Exercise: Select the lines below containing the word "lock".

--- Begin Given information ---

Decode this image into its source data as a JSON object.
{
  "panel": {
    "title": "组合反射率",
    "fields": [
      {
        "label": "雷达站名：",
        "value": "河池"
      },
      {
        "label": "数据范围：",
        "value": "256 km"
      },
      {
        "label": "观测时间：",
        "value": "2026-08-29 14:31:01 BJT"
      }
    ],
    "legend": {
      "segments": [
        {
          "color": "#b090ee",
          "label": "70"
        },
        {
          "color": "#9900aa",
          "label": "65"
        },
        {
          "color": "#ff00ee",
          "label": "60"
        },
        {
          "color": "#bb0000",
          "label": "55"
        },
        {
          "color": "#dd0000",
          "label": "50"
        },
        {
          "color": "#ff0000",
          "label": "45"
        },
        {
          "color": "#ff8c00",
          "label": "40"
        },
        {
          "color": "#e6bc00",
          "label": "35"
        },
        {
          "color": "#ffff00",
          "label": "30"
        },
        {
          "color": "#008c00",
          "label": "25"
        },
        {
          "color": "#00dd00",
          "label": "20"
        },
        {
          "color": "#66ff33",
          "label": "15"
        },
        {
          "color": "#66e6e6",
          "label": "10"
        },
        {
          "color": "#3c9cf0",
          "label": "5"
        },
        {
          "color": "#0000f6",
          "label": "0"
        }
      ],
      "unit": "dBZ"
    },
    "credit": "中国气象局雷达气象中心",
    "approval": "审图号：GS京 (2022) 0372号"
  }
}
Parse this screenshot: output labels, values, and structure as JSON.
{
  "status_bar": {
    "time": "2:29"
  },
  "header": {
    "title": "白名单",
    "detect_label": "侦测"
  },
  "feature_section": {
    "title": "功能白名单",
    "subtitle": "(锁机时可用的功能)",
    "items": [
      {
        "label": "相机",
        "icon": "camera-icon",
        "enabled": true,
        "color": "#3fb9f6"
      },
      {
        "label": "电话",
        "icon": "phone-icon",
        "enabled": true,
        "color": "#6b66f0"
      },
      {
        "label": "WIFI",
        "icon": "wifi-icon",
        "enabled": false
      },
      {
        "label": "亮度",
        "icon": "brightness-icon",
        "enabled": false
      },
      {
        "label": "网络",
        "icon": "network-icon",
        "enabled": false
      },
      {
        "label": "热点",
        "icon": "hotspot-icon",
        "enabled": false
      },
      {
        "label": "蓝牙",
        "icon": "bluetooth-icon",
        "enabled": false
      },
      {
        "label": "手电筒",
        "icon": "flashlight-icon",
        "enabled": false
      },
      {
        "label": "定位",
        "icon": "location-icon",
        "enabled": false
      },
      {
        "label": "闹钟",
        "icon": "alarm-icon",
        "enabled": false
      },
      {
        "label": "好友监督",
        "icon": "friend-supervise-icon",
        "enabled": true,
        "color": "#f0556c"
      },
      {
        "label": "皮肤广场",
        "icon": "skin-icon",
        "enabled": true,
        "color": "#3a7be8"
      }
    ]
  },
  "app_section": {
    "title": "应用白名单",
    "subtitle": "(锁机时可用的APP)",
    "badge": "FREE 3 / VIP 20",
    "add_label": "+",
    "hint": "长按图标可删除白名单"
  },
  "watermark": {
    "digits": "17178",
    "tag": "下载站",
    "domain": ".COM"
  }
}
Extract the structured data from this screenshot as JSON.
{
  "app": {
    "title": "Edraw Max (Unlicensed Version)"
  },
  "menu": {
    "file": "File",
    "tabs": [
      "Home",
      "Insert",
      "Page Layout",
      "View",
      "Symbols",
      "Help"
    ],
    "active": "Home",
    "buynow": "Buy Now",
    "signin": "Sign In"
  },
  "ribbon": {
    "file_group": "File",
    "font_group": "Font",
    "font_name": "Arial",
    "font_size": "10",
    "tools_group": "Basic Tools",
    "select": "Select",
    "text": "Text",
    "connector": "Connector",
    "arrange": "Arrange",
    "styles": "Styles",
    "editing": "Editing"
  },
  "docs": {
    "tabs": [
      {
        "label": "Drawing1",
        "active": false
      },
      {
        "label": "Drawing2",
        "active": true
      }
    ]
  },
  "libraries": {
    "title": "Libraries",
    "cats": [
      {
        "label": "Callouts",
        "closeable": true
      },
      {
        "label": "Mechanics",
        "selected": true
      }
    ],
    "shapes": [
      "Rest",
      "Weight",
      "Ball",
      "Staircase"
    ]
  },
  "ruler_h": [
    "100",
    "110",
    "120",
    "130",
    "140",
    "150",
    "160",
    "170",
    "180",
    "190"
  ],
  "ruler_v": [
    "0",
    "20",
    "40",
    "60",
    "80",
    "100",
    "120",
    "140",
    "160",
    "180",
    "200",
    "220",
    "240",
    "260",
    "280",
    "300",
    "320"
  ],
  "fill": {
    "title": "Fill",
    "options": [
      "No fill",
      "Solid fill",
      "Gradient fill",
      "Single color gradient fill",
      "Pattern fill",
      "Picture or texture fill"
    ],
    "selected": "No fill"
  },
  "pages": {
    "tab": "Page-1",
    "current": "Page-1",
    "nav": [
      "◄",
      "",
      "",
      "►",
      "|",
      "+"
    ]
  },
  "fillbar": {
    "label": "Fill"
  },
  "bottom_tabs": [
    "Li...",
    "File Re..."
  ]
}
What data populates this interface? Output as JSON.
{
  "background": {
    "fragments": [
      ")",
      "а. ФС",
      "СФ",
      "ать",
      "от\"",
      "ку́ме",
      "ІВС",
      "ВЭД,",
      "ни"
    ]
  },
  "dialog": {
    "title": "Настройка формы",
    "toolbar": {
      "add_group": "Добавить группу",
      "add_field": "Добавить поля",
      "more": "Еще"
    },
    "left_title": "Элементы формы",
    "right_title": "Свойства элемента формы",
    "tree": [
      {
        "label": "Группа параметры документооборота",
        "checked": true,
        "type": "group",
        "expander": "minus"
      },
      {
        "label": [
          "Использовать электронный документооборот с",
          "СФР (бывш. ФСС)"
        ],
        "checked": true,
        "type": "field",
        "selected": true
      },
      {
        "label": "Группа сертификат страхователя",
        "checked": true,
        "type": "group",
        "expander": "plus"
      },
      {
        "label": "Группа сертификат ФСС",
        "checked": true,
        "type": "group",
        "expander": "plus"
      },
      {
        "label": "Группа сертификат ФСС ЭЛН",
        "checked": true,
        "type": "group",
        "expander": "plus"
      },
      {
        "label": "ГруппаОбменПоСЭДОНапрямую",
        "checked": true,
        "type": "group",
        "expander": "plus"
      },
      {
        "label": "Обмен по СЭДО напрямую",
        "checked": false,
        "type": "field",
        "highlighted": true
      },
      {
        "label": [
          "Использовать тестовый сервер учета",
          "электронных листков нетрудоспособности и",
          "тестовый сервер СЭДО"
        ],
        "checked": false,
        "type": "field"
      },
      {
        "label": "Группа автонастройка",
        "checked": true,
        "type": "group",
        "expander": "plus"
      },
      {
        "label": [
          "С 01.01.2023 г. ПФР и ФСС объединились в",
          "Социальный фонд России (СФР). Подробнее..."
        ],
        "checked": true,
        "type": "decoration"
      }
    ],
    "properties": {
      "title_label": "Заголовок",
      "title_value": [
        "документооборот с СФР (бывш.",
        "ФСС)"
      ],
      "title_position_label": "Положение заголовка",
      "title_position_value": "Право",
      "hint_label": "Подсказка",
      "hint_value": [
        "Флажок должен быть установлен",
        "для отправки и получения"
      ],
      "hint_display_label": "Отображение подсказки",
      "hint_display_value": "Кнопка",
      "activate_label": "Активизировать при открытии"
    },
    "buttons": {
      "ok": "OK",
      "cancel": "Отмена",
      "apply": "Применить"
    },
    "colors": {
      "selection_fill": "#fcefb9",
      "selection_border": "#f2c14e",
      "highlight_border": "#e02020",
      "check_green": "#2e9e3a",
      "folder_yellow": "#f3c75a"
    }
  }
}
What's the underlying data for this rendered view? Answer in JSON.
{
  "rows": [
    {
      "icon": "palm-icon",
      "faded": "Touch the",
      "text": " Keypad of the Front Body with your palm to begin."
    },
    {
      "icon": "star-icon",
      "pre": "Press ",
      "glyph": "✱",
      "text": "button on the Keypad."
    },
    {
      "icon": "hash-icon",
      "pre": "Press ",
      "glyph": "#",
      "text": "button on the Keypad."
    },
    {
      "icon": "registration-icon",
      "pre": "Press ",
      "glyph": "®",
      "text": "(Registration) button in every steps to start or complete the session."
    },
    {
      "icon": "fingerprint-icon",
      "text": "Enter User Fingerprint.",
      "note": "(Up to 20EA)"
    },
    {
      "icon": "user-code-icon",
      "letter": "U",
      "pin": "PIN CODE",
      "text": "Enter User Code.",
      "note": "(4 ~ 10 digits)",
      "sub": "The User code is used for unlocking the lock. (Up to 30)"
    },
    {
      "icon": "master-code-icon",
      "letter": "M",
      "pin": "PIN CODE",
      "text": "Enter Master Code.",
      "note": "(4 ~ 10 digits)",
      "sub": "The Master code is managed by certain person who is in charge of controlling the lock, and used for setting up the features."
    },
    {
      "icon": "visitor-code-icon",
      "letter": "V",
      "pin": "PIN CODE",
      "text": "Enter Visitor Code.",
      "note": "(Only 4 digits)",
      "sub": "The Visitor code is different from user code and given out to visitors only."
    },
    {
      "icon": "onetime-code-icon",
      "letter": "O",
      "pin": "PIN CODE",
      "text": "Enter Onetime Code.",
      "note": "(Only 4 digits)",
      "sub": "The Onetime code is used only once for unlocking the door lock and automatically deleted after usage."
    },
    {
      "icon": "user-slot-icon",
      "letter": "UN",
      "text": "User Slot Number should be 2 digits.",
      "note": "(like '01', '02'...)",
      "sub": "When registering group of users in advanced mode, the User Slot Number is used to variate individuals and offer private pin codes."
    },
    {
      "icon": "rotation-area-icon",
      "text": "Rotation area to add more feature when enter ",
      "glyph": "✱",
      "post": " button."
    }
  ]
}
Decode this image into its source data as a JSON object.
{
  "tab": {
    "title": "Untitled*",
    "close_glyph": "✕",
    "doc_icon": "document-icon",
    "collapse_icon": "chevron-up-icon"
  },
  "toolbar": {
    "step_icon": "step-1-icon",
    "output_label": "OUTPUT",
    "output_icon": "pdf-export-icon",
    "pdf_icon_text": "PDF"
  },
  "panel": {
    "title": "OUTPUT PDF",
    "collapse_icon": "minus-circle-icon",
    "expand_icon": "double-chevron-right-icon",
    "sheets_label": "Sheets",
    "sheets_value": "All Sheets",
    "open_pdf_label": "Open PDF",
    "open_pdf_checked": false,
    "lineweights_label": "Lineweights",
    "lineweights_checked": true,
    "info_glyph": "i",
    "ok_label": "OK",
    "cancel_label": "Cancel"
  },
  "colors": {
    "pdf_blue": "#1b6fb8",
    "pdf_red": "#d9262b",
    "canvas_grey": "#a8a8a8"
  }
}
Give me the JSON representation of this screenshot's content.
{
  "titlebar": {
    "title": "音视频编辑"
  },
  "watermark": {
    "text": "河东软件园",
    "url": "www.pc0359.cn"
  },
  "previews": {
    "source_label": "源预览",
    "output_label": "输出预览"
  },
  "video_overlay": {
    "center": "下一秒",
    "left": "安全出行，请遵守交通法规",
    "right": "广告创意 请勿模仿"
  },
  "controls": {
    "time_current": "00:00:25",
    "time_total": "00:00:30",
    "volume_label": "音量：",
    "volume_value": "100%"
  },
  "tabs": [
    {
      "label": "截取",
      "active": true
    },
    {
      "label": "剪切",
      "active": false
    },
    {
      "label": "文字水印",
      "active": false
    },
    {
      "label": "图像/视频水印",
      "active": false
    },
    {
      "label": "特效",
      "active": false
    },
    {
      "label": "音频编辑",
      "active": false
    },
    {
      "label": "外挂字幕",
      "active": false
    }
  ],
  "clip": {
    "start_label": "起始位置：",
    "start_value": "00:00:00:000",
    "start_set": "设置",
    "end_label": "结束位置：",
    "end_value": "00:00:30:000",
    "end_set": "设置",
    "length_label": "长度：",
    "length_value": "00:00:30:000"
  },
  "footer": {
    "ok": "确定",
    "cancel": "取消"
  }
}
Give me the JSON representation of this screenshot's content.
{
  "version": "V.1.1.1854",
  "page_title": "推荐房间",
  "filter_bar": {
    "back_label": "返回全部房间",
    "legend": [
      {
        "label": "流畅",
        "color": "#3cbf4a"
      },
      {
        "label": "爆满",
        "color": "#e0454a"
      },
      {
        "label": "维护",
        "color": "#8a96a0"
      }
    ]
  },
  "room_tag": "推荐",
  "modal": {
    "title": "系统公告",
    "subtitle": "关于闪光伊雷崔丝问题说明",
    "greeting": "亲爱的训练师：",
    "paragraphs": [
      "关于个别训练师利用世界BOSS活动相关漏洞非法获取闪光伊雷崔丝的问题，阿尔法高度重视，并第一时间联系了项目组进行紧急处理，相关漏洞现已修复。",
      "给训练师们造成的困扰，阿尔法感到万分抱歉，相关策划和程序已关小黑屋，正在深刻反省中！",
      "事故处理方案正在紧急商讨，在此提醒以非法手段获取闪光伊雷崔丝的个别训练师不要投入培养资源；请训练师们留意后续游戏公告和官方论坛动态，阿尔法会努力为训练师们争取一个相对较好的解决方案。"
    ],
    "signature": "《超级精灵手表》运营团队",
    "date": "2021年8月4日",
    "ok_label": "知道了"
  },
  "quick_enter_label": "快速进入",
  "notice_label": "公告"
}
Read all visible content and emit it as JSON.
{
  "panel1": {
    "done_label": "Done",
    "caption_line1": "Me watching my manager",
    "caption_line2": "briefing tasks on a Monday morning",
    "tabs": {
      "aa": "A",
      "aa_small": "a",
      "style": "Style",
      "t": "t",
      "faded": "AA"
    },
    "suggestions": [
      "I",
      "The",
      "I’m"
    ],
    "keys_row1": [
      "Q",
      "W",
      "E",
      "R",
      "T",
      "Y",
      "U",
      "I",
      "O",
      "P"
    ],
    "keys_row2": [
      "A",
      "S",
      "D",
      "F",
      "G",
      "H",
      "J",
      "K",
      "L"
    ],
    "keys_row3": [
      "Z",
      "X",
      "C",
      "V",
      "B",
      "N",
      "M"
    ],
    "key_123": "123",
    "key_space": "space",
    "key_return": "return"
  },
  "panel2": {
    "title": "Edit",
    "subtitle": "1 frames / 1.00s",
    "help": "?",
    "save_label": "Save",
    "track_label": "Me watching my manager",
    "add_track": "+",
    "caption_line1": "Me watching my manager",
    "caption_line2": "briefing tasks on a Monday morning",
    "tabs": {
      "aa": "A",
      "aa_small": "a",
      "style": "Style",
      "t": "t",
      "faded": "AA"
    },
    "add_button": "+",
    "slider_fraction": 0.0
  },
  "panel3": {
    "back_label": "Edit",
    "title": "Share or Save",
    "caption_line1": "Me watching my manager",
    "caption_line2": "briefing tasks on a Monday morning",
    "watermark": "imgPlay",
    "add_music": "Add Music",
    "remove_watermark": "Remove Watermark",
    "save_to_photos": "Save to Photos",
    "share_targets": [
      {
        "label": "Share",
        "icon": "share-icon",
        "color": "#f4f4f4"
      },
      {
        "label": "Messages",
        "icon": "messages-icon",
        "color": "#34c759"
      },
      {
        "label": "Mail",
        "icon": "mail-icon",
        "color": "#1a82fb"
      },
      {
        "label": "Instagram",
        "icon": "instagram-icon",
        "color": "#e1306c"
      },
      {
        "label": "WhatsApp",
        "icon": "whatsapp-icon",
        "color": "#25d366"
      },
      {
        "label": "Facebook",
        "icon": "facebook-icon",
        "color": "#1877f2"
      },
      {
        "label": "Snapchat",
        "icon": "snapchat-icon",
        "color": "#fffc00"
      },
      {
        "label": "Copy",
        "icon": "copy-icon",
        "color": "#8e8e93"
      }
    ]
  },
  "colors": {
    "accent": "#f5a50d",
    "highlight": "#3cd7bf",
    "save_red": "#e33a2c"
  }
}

--- End Given information ---

Expected answer:
      "sub": "The User code is used for unlocking the lock. (Up to 30)"
      "sub": "The Master code is managed by certain person who is in charge of controlling the lock, and used for setting up the features."
      "sub": "The Onetime code is used only once for unlocking the door lock and automatically deleted after usage."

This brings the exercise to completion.